Start LISTED ENTRIES

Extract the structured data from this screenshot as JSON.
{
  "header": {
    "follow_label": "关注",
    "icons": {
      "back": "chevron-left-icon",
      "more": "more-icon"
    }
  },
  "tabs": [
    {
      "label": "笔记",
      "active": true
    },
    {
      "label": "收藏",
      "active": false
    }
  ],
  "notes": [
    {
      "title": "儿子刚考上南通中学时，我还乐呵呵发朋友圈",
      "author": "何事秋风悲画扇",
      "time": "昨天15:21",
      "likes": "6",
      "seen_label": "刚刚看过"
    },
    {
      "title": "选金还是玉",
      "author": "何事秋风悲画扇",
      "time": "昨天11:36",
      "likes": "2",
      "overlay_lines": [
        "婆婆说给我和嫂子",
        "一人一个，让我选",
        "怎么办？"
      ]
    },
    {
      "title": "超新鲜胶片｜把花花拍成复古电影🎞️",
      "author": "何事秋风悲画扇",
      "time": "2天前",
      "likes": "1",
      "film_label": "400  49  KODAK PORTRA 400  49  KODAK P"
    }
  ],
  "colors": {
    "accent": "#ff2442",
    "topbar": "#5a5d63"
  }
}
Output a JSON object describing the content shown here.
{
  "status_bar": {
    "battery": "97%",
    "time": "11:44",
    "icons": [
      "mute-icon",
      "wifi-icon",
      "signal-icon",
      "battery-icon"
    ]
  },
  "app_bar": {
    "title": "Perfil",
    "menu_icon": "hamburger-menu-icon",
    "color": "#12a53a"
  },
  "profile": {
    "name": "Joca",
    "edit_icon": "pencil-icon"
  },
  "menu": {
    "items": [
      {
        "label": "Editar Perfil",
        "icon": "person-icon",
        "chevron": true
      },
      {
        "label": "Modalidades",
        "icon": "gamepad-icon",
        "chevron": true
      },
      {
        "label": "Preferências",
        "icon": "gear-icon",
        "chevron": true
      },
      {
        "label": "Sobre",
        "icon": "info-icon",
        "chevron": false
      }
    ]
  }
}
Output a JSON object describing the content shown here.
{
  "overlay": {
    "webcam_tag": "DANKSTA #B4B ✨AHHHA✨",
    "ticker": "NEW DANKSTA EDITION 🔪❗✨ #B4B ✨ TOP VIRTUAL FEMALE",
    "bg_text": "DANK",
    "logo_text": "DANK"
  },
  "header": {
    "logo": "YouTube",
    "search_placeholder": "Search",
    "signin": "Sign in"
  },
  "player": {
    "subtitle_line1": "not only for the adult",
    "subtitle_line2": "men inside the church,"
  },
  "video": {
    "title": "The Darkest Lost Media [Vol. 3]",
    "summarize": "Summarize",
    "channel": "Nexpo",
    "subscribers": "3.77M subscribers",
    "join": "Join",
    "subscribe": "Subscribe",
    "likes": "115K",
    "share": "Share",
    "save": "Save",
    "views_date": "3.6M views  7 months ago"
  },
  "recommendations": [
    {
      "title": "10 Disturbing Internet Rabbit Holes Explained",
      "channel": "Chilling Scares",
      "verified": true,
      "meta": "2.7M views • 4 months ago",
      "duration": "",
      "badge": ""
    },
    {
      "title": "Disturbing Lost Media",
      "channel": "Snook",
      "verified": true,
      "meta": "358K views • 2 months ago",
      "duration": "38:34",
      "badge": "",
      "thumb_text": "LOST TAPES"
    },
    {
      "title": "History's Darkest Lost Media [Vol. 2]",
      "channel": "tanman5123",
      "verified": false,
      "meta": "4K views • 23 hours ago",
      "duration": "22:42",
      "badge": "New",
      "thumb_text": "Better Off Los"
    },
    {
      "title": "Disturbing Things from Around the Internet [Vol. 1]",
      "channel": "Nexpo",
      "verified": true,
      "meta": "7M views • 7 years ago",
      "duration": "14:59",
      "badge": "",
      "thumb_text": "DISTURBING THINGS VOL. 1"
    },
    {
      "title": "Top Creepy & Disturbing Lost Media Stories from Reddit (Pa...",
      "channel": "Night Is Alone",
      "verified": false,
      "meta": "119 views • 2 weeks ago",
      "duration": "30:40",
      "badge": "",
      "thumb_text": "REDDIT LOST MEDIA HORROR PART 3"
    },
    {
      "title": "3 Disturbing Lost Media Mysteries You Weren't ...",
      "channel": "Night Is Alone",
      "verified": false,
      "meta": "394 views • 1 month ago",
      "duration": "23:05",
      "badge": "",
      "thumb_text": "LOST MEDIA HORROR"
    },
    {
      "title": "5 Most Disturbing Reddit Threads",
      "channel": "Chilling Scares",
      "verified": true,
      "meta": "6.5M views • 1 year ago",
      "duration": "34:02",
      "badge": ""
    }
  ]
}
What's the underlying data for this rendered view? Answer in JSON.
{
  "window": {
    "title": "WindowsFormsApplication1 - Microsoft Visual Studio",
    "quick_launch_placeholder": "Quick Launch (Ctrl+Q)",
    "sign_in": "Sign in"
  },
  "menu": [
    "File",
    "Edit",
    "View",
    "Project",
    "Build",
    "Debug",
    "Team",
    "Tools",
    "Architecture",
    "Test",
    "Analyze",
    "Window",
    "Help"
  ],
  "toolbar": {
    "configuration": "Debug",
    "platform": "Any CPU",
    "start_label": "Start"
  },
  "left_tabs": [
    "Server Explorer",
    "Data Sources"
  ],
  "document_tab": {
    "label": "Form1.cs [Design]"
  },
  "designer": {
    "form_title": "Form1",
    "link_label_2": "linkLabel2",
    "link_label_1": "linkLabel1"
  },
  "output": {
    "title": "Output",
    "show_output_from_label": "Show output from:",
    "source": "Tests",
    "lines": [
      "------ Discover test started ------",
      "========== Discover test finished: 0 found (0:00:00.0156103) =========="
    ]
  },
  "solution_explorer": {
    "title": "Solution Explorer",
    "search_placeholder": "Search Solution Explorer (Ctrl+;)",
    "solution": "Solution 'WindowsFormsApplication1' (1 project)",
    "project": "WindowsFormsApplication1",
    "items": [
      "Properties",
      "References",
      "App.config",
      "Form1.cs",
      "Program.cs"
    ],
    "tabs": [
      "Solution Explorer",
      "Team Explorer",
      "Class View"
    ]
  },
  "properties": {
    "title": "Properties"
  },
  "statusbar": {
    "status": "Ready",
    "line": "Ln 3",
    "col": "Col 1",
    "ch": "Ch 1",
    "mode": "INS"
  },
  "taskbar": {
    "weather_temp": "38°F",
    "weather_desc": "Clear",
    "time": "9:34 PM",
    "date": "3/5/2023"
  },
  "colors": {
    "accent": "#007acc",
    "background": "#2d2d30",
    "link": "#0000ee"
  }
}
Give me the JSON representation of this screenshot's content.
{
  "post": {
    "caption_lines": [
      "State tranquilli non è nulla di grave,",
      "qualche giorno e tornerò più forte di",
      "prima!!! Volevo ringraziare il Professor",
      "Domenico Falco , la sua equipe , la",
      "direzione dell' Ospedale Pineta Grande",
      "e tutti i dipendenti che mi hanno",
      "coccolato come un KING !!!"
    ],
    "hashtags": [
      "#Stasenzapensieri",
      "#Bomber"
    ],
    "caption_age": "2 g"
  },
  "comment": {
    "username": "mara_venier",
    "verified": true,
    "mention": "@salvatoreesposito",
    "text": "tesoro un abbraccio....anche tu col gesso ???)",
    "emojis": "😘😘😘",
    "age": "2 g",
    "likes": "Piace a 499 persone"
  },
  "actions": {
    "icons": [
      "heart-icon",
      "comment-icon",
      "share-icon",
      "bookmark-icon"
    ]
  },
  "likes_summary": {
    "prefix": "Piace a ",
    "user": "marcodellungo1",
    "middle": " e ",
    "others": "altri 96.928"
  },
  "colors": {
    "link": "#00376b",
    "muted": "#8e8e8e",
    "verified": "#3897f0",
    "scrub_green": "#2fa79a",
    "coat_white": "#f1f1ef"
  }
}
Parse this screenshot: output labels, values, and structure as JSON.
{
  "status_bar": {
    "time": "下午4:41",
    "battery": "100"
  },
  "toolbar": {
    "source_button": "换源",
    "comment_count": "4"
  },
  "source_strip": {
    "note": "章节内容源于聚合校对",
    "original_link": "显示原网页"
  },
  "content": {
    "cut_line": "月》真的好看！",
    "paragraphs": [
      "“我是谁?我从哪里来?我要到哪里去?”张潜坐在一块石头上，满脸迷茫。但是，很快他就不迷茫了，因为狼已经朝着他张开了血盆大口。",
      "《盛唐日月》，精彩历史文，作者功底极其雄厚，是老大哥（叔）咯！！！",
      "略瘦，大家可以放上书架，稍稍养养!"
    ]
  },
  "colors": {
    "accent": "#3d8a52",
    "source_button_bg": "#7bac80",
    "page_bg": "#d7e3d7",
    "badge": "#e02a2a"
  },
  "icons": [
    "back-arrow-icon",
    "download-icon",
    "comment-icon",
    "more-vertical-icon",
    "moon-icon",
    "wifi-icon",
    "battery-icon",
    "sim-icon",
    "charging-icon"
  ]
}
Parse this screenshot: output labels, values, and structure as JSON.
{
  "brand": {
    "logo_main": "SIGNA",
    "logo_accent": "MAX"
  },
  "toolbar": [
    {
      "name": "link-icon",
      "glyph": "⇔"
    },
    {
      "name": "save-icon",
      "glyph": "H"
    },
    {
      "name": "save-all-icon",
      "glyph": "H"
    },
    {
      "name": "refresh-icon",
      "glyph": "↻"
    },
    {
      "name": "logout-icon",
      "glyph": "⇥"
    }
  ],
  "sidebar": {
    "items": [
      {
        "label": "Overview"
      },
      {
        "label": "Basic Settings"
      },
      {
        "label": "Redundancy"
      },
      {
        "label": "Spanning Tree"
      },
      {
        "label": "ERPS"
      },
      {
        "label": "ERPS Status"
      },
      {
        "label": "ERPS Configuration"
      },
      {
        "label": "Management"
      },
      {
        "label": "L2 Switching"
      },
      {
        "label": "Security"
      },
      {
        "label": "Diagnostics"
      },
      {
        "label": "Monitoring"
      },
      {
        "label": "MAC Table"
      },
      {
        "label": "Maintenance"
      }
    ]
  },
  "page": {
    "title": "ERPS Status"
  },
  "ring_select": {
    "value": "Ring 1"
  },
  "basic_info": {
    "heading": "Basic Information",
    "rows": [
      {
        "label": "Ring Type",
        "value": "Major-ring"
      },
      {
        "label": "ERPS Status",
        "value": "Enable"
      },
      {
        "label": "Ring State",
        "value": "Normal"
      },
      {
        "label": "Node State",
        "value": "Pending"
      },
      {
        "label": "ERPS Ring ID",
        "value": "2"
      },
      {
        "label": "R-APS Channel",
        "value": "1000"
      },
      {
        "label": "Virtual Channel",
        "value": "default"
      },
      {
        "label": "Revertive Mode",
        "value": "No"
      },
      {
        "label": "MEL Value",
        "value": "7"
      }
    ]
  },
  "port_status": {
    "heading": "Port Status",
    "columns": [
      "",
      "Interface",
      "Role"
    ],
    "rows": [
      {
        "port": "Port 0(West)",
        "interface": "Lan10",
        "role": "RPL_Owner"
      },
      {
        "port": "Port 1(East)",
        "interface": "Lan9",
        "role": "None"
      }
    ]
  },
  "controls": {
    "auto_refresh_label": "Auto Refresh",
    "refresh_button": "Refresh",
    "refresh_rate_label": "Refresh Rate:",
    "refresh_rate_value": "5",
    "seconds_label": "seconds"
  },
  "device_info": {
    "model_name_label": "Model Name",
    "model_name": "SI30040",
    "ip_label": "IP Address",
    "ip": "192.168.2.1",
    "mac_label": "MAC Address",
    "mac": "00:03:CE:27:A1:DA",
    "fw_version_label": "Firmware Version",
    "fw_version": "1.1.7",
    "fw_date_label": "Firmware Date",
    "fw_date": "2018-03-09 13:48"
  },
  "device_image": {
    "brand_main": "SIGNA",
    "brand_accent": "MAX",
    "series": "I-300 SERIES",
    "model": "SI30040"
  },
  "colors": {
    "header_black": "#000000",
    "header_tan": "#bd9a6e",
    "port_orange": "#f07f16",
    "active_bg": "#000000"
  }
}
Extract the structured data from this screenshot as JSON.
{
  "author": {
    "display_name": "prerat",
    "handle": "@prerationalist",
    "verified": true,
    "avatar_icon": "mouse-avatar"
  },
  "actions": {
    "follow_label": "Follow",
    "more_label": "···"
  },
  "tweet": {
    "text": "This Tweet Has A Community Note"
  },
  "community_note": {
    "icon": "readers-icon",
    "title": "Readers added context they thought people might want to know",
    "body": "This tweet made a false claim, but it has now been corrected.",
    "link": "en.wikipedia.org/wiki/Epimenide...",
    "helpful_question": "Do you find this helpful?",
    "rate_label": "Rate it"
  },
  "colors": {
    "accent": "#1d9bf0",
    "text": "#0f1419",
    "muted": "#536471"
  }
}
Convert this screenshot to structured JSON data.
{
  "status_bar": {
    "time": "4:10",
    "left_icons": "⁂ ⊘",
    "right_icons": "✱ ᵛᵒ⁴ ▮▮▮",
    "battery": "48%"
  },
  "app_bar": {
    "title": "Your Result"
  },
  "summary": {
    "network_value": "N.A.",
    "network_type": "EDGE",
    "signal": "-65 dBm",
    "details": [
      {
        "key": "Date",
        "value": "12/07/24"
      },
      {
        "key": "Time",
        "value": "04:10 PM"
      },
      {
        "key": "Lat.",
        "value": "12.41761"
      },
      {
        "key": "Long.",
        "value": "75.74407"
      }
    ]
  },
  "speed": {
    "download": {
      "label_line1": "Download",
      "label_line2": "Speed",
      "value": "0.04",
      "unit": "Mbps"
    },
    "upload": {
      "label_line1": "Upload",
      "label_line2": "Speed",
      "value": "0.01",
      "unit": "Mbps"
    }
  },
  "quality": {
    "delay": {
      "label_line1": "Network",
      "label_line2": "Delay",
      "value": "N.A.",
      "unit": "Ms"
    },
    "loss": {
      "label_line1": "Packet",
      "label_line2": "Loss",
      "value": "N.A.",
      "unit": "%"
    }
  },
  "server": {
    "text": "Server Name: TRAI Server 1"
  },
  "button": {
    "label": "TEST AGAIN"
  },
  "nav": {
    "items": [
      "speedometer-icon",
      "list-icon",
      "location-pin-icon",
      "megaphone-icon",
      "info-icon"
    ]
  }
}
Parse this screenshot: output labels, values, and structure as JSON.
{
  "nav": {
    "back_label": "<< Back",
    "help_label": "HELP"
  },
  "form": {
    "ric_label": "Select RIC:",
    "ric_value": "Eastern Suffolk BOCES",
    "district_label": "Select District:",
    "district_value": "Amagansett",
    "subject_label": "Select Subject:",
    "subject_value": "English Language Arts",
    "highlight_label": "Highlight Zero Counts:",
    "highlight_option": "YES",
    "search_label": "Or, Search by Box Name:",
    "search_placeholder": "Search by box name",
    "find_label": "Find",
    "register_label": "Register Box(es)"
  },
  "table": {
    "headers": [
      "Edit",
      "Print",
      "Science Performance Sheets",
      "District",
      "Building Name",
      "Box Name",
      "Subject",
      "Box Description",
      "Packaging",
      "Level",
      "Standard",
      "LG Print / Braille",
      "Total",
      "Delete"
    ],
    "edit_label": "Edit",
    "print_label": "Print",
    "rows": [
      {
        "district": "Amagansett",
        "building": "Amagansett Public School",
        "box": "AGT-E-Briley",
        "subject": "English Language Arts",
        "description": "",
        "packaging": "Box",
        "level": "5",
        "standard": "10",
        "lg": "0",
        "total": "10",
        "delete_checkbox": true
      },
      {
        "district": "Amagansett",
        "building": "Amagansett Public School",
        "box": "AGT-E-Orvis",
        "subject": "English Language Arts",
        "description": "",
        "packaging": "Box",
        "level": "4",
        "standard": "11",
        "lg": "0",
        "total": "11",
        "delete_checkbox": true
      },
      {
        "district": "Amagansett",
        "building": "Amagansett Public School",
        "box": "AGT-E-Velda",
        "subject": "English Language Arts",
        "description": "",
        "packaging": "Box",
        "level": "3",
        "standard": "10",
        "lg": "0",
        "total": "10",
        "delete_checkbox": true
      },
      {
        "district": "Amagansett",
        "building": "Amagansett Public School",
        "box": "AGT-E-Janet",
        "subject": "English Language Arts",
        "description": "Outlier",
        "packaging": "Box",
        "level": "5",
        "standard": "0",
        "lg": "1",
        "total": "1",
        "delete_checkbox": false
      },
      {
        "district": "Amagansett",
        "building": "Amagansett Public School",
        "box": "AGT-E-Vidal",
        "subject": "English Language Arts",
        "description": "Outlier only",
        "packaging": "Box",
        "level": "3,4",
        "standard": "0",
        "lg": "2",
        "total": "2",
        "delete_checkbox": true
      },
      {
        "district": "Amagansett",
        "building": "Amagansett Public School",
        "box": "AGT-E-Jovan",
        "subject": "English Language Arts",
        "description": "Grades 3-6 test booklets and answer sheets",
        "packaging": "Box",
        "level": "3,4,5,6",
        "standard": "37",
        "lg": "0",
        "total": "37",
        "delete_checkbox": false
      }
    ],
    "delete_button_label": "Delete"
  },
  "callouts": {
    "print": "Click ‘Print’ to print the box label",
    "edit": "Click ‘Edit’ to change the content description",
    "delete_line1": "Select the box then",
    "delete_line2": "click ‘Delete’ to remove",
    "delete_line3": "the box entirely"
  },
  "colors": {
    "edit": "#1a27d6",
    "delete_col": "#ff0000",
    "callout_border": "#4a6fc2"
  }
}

End LISTED ENTRIES

Which lines in the records above contain the string "Firmware"? Copy each one.

### RESULT FOR THIS EXERCISE
    "fw_version_label": "Firmware Version",
    "fw_date_label": "Firmware Date",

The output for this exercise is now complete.